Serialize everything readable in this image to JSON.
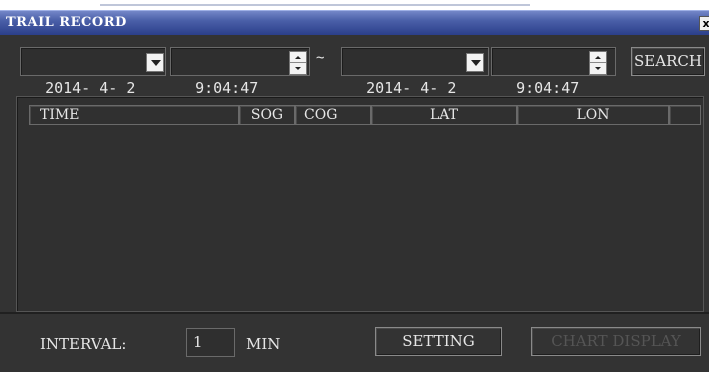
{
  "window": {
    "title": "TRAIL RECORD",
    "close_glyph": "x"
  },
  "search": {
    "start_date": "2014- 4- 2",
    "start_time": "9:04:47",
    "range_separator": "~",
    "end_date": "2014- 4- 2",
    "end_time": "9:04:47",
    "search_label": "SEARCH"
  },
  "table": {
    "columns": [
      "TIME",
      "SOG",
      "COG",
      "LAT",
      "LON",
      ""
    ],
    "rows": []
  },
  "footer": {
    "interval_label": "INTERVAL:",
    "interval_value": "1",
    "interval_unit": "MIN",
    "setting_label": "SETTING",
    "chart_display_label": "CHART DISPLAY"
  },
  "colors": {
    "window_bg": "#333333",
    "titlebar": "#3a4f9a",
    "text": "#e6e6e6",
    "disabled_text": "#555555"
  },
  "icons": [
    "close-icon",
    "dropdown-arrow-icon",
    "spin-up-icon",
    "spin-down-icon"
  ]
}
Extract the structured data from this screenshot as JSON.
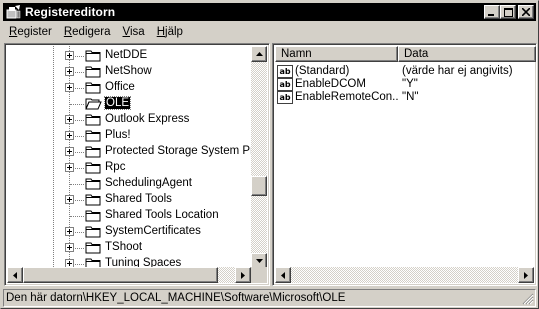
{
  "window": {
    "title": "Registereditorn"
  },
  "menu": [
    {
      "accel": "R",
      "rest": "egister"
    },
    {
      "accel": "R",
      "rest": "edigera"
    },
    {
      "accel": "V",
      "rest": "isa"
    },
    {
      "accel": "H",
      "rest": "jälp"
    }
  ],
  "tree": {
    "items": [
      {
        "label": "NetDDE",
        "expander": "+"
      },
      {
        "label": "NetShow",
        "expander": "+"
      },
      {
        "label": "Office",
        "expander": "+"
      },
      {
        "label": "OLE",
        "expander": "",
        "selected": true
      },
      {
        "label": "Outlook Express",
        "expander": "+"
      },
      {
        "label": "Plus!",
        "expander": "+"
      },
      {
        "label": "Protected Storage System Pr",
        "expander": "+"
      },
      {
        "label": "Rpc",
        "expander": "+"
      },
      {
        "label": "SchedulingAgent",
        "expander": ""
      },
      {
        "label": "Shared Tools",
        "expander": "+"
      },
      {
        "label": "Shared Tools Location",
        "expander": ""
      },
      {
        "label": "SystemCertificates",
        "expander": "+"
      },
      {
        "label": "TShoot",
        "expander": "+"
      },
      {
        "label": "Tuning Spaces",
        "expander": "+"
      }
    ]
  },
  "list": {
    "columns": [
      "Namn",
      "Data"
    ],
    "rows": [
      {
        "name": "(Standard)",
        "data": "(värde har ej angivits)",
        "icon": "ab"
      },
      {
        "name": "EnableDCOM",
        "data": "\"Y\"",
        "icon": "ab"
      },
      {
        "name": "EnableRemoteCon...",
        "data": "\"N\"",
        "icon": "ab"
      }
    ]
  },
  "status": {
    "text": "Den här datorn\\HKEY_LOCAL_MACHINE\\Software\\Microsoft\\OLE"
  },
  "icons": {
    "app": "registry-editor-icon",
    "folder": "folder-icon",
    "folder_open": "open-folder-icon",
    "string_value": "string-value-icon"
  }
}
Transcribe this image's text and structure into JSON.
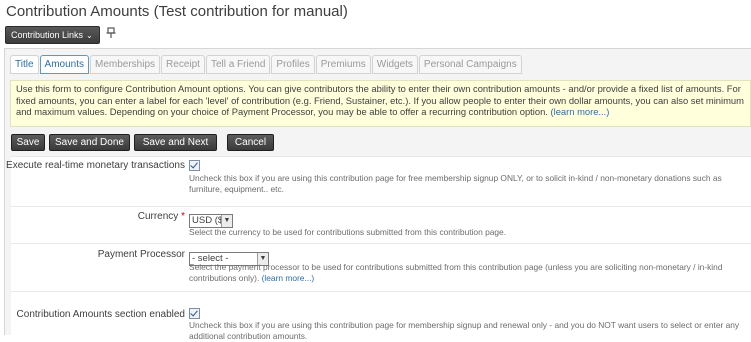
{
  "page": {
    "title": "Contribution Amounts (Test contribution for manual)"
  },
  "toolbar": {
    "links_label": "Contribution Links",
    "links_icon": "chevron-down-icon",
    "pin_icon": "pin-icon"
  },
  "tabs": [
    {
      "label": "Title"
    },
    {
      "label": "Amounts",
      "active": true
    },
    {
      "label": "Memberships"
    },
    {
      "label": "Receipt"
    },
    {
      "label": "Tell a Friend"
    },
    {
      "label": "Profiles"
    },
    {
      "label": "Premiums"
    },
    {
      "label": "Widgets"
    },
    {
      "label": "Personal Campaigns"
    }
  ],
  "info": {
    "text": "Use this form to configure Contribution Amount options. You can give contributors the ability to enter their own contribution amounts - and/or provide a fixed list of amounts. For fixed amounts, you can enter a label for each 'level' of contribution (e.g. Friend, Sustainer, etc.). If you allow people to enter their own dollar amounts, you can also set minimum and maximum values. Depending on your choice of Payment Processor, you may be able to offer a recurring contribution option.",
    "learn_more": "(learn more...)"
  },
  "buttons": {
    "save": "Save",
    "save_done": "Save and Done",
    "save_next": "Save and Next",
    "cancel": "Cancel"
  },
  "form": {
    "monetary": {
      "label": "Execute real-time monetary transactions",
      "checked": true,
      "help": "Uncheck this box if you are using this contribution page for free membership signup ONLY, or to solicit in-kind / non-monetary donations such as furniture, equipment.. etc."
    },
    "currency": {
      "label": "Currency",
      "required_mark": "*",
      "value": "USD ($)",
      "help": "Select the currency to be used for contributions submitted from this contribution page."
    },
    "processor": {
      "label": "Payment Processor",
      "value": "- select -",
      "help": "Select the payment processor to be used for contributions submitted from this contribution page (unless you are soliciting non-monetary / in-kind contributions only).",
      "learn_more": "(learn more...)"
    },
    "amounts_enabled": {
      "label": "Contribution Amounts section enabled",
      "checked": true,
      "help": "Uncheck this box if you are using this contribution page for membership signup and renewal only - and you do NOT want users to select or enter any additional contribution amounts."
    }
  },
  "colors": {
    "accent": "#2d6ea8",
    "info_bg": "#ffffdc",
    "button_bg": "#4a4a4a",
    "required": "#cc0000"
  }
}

_ _ _

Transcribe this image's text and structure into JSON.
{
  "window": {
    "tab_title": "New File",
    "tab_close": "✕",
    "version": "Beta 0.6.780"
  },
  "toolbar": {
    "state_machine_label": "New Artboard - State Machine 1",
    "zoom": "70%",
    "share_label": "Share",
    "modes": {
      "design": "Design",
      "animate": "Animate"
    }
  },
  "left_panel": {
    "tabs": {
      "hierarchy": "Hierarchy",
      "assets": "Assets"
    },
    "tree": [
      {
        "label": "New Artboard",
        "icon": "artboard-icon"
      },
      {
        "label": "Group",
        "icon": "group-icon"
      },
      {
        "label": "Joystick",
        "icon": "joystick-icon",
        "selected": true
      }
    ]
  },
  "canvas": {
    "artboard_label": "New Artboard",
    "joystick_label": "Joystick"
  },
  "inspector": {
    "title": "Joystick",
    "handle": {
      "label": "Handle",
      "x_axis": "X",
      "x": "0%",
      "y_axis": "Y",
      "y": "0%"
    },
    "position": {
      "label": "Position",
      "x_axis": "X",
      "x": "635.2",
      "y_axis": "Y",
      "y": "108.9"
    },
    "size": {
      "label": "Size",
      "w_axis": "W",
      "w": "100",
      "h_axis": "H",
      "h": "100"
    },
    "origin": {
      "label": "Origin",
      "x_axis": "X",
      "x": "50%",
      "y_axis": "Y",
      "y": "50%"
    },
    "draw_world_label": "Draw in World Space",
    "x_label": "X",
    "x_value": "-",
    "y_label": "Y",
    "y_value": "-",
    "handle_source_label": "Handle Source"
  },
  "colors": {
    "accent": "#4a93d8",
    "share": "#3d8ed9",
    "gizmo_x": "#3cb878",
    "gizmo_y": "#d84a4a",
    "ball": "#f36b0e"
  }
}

_ _ _

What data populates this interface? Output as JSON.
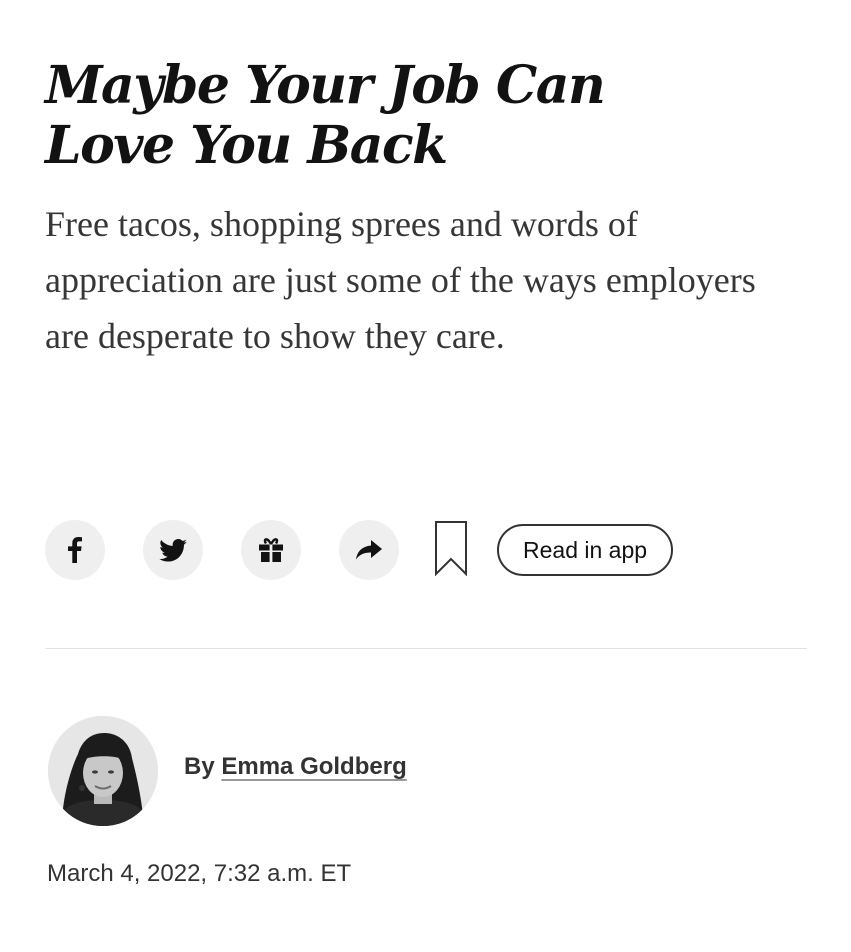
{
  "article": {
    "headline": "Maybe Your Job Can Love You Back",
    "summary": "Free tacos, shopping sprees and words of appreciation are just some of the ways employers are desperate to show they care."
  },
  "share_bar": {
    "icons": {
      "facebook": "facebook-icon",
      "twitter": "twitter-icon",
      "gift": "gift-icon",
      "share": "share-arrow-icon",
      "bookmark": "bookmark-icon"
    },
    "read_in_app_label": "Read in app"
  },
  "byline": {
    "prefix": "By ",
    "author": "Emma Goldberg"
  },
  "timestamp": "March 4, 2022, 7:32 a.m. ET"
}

_ _ _

● **Exercise description**
Where a line in the entries holds the word "kind", copy that line.

● **Solution**
      "help": "Uncheck this box if you are using this contribution page for free membership signup ONLY, or to solicit in-kind / non-monetary donations such as furniture, equipment.. etc."
      "help": "Select the payment processor to be used for contributions submitted from this contribution page (unless you are soliciting non-monetary / in-kind contributions only).",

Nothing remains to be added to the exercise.